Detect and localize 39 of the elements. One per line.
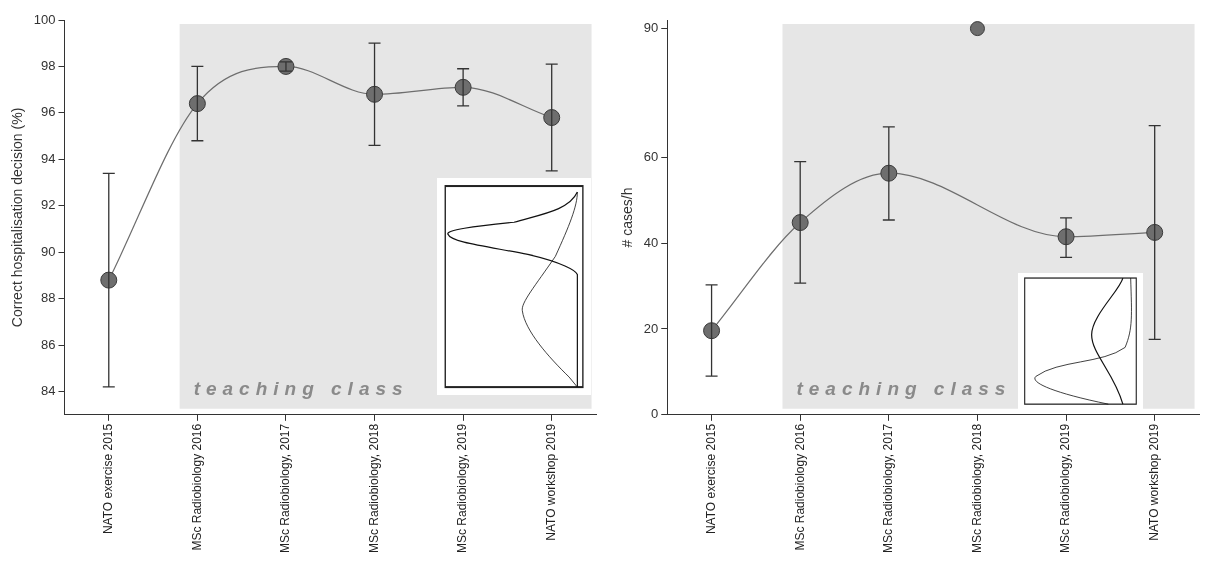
y-tick-label: 40 xyxy=(643,234,659,250)
y-tick-label: 0 xyxy=(651,406,659,422)
point xyxy=(791,214,809,232)
x-tick-label: MSc Radiobiology, 2019 xyxy=(1058,423,1073,553)
y-axis-title: # cases/h xyxy=(619,187,636,248)
x-tick-label: MSc Radiobiology 2016 xyxy=(189,423,204,551)
y-tick-label: 90 xyxy=(41,243,56,259)
point xyxy=(703,322,721,340)
point xyxy=(543,109,561,127)
x-tick-label: NATO workshop 2019 xyxy=(544,423,559,541)
x-tick-label: NATO workshop 2019 xyxy=(1147,423,1161,541)
y-tick-label: 100 xyxy=(33,11,56,27)
point xyxy=(100,271,118,289)
point xyxy=(366,85,384,103)
x-tick-label: NATO exercise 2015 xyxy=(101,423,116,535)
band-label: teaching class xyxy=(193,377,409,399)
point xyxy=(277,57,295,75)
y-tick-label: 60 xyxy=(643,148,659,164)
y-tick-label: 88 xyxy=(41,290,56,306)
band-label: teaching class xyxy=(796,377,1012,399)
y-tick-label: 98 xyxy=(41,58,56,74)
y-tick-label: 90 xyxy=(643,20,659,36)
x-tick-label: MSc Radiobiology 2016 xyxy=(792,423,807,551)
y-axis-title: Correct hospitalisation decision (%) xyxy=(9,107,26,328)
y-tick-label: 20 xyxy=(643,320,659,336)
y-tick-label: 84 xyxy=(41,383,56,399)
point xyxy=(1146,223,1164,241)
x-tick-label: MSc Radiobiology, 2017 xyxy=(881,423,896,553)
y-tick-label: 96 xyxy=(41,104,56,120)
point xyxy=(880,164,898,182)
y-tick-label: 94 xyxy=(41,150,56,166)
y-tick-label: 86 xyxy=(41,336,56,352)
x-tick-label: NATO exercise 2015 xyxy=(703,423,718,535)
x-tick-label: MSc Radiobiology, 2017 xyxy=(278,423,293,553)
x-tick-label: MSc Radiobiology, 2019 xyxy=(455,423,470,553)
point xyxy=(188,95,206,113)
x-tick-label: MSc Radiobiology, 2018 xyxy=(366,423,381,553)
x-tick-label: MSc Radiobiology, 2018 xyxy=(969,423,984,553)
y-tick-label: 92 xyxy=(41,197,56,213)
——
* [DIRECTIONS FOR THIS TASK]: Show every line of the entries above that contains the word "point", copying each line in full.

* [CORRECT ANSWER]:
point xyxy=(791,214,809,232)
point xyxy=(703,322,721,340)
point xyxy=(543,109,561,127)
point xyxy=(100,271,118,289)
point xyxy=(366,85,384,103)
point xyxy=(277,57,295,75)
point xyxy=(1146,223,1164,241)
point xyxy=(880,164,898,182)
point xyxy=(188,95,206,113)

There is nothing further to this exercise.